# WORK TO COMPLETE:
Give a verbatim quotation of every record.

# ENTRIES:
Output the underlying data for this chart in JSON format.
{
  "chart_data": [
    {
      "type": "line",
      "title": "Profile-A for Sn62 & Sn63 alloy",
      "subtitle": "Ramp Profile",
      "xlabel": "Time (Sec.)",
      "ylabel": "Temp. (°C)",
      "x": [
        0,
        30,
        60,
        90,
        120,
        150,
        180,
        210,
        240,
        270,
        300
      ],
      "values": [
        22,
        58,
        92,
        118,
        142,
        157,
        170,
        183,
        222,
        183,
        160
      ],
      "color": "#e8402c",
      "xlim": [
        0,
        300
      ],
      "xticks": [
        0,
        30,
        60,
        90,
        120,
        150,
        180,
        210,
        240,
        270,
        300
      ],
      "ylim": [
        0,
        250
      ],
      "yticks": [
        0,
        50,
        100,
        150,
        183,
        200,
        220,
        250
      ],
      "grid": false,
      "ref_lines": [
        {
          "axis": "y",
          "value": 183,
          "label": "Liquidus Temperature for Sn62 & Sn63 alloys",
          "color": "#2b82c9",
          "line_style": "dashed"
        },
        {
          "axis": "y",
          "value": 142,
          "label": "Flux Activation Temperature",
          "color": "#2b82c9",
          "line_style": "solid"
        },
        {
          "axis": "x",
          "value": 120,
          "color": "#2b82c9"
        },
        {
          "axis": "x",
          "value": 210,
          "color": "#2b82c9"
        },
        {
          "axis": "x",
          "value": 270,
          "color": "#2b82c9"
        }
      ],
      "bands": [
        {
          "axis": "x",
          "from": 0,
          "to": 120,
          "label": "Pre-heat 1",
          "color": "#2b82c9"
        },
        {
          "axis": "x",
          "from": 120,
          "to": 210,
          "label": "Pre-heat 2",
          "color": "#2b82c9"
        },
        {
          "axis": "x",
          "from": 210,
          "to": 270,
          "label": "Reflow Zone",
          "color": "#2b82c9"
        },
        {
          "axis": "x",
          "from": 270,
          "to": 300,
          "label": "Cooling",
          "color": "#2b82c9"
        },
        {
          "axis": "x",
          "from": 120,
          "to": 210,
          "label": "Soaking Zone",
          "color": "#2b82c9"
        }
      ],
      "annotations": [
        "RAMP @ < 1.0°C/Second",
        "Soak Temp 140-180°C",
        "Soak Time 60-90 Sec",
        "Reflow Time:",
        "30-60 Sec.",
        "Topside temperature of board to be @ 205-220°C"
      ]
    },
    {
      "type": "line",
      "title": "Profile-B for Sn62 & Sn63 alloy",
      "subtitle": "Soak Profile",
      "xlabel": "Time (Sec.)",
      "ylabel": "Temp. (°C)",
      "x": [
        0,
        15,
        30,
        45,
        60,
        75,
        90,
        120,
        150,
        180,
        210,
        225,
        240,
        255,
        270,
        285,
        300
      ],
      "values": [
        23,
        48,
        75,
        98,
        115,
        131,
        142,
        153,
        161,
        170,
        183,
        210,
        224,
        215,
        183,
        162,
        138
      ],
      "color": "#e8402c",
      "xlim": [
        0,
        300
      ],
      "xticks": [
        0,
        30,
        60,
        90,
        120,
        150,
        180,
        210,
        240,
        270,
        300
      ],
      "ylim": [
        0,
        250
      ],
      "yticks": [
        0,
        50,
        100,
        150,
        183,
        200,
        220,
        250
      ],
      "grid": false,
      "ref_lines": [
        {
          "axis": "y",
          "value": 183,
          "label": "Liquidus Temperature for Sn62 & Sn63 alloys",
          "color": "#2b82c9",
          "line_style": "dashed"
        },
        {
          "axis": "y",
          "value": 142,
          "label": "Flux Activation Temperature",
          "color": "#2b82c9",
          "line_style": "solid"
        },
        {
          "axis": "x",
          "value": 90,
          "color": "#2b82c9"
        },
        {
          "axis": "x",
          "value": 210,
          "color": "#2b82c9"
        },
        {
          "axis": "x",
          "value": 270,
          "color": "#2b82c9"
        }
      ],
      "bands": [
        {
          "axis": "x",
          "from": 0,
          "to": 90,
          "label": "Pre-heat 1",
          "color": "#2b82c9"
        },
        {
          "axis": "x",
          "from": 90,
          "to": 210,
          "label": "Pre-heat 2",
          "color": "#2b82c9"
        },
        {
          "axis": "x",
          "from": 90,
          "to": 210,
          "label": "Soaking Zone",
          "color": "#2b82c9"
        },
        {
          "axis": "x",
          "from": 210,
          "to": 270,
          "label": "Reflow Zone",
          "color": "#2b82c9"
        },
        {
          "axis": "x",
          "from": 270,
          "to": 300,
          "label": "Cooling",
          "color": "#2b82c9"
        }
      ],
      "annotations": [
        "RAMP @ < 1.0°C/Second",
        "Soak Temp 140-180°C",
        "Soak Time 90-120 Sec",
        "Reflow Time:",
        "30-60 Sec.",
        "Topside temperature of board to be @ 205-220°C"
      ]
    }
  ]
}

# TASK RESPONSE:
Output the underlying data for this chart in JSON format.
{
  "chart_data": [
    {
      "type": "line",
      "title": "Profile-A for Sn62 & Sn63 alloy",
      "subtitle": "Ramp Profile",
      "xlabel": "Time (Sec.)",
      "ylabel": "Temp. (°C)",
      "x": [
        0,
        30,
        60,
        90,
        120,
        150,
        180,
        210,
        240,
        270,
        300
      ],
      "values": [
        22,
        58,
        92,
        118,
        142,
        157,
        170,
        183,
        222,
        183,
        160
      ],
      "color": "#e8402c",
      "xlim": [
        0,
        300
      ],
      "xticks": [
        0,
        30,
        60,
        90,
        120,
        150,
        180,
        210,
        240,
        270,
        300
      ],
      "ylim": [
        0,
        250
      ],
      "yticks": [
        0,
        50,
        100,
        150,
        183,
        200,
        220,
        250
      ],
      "grid": false,
      "ref_lines": [
        {
          "axis": "y",
          "value": 183,
          "label": "Liquidus Temperature for Sn62 & Sn63 alloys",
          "color": "#2b82c9",
          "line_style": "dashed"
        },
        {
          "axis": "y",
          "value": 142,
          "label": "Flux Activation Temperature",
          "color": "#2b82c9",
          "line_style": "solid"
        },
        {
          "axis": "x",
          "value": 120,
          "color": "#2b82c9"
        },
        {
          "axis": "x",
          "value": 210,
          "color": "#2b82c9"
        },
        {
          "axis": "x",
          "value": 270,
          "color": "#2b82c9"
        }
      ],
      "bands": [
        {
          "axis": "x",
          "from": 0,
          "to": 120,
          "label": "Pre-heat 1",
          "color": "#2b82c9"
        },
        {
          "axis": "x",
          "from": 120,
          "to": 210,
          "label": "Pre-heat 2",
          "color": "#2b82c9"
        },
        {
          "axis": "x",
          "from": 210,
          "to": 270,
          "label": "Reflow Zone",
          "color": "#2b82c9"
        },
        {
          "axis": "x",
          "from": 270,
          "to": 300,
          "label": "Cooling",
          "color": "#2b82c9"
        },
        {
          "axis": "x",
          "from": 120,
          "to": 210,
          "label": "Soaking Zone",
          "color": "#2b82c9"
        }
      ],
      "annotations": [
        "RAMP @ < 1.0°C/Second",
        "Soak Temp 140-180°C",
        "Soak Time 60-90 Sec",
        "Reflow Time:",
        "30-60 Sec.",
        "Topside temperature of board to be @ 205-220°C"
      ]
    },
    {
      "type": "line",
      "title": "Profile-B for Sn62 & Sn63 alloy",
      "subtitle": "Soak Profile",
      "xlabel": "Time (Sec.)",
      "ylabel": "Temp. (°C)",
      "x": [
        0,
        15,
        30,
        45,
        60,
        75,
        90,
        120,
        150,
        180,
        210,
        225,
        240,
        255,
        270,
        285,
        300
      ],
      "values": [
        23,
        48,
        75,
        98,
        115,
        131,
        142,
        153,
        161,
        170,
        183,
        210,
        224,
        215,
        183,
        162,
        138
      ],
      "color": "#e8402c",
      "xlim": [
        0,
        300
      ],
      "xticks": [
        0,
        30,
        60,
        90,
        120,
        150,
        180,
        210,
        240,
        270,
        300
      ],
      "ylim": [
        0,
        250
      ],
      "yticks": [
        0,
        50,
        100,
        150,
        183,
        200,
        220,
        250
      ],
      "grid": false,
      "ref_lines": [
        {
          "axis": "y",
          "value": 183,
          "label": "Liquidus Temperature for Sn62 & Sn63 alloys",
          "color": "#2b82c9",
          "line_style": "dashed"
        },
        {
          "axis": "y",
          "value": 142,
          "label": "Flux Activation Temperature",
          "color": "#2b82c9",
          "line_style": "solid"
        },
        {
          "axis": "x",
          "value": 90,
          "color": "#2b82c9"
        },
        {
          "axis": "x",
          "value": 210,
          "color": "#2b82c9"
        },
        {
          "axis": "x",
          "value": 270,
          "color": "#2b82c9"
        }
      ],
      "bands": [
        {
          "axis": "x",
          "from": 0,
          "to": 90,
          "label": "Pre-heat 1",
          "color": "#2b82c9"
        },
        {
          "axis": "x",
          "from": 90,
          "to": 210,
          "label": "Pre-heat 2",
          "color": "#2b82c9"
        },
        {
          "axis": "x",
          "from": 90,
          "to": 210,
          "label": "Soaking Zone",
          "color": "#2b82c9"
        },
        {
          "axis": "x",
          "from": 210,
          "to": 270,
          "label": "Reflow Zone",
          "color": "#2b82c9"
        },
        {
          "axis": "x",
          "from": 270,
          "to": 300,
          "label": "Cooling",
          "color": "#2b82c9"
        }
      ],
      "annotations": [
        "RAMP @ < 1.0°C/Second",
        "Soak Temp 140-180°C",
        "Soak Time 90-120 Sec",
        "Reflow Time:",
        "30-60 Sec.",
        "Topside temperature of board to be @ 205-220°C"
      ]
    }
  ]
}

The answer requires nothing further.